[Stored entries]
◆ ◆ ◆ ◆

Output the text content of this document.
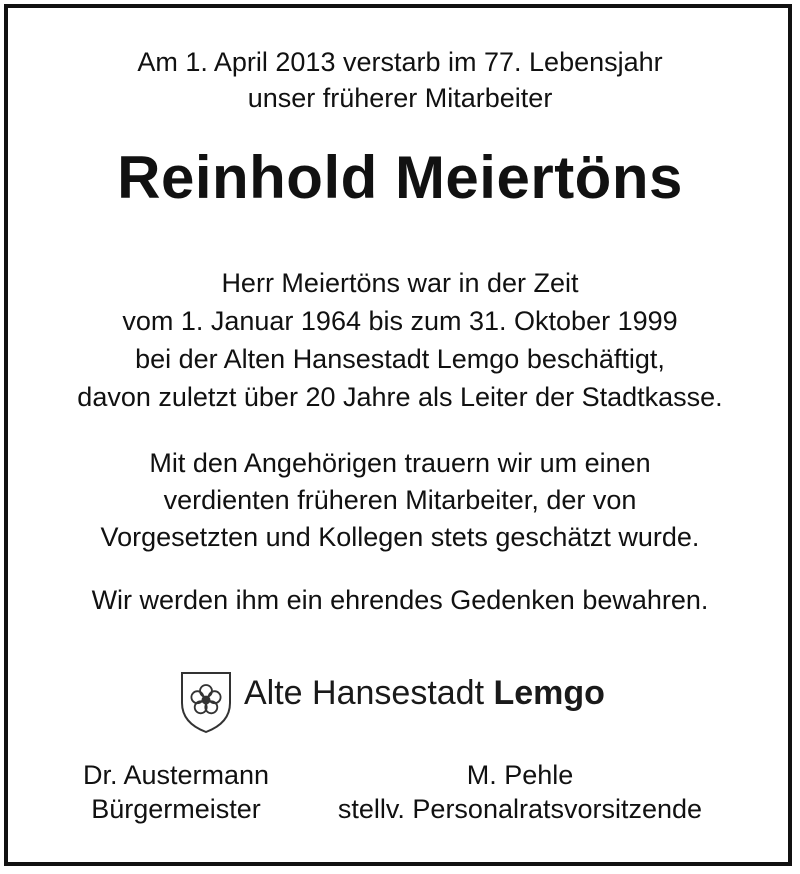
Am 1. April 2013 verstarb im 77. Lebensjahr
unser früherer Mitarbeiter
Reinhold Meiertöns
Herr Meiertöns war in der Zeit
vom 1. Januar 1964 bis zum 31. Oktober 1999
bei der Alten Hansestadt Lemgo beschäftigt,
davon zuletzt über 20 Jahre als Leiter der Stadtkasse.
Mit den Angehörigen trauern wir um einen
verdienten früheren Mitarbeiter, der von
Vorgesetzten und Kollegen stets geschätzt wurde.
Wir werden ihm ein ehrendes Gedenken bewahren.
Alte Hansestadt Lemgo
Dr. Austermann
Bürgermeister
M. Pehle
stellv. Personalratsvorsitzende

◆ ◆ ◆ ◆

# Your objective
Your task is to copy the entries in full and exactly, without any images.

# The answer
Output the text content of this document.
Am 1. April 2013 verstarb im 77. Lebensjahr
unser früherer Mitarbeiter
Reinhold Meiertöns
Herr Meiertöns war in der Zeit
vom 1. Januar 1964 bis zum 31. Oktober 1999
bei der Alten Hansestadt Lemgo beschäftigt,
davon zuletzt über 20 Jahre als Leiter der Stadtkasse.
Mit den Angehörigen trauern wir um einen
verdienten früheren Mitarbeiter, der von
Vorgesetzten und Kollegen stets geschätzt wurde.
Wir werden ihm ein ehrendes Gedenken bewahren.
Alte Hansestadt Lemgo
Dr. Austermann
Bürgermeister
M. Pehle
stellv. Personalratsvorsitzende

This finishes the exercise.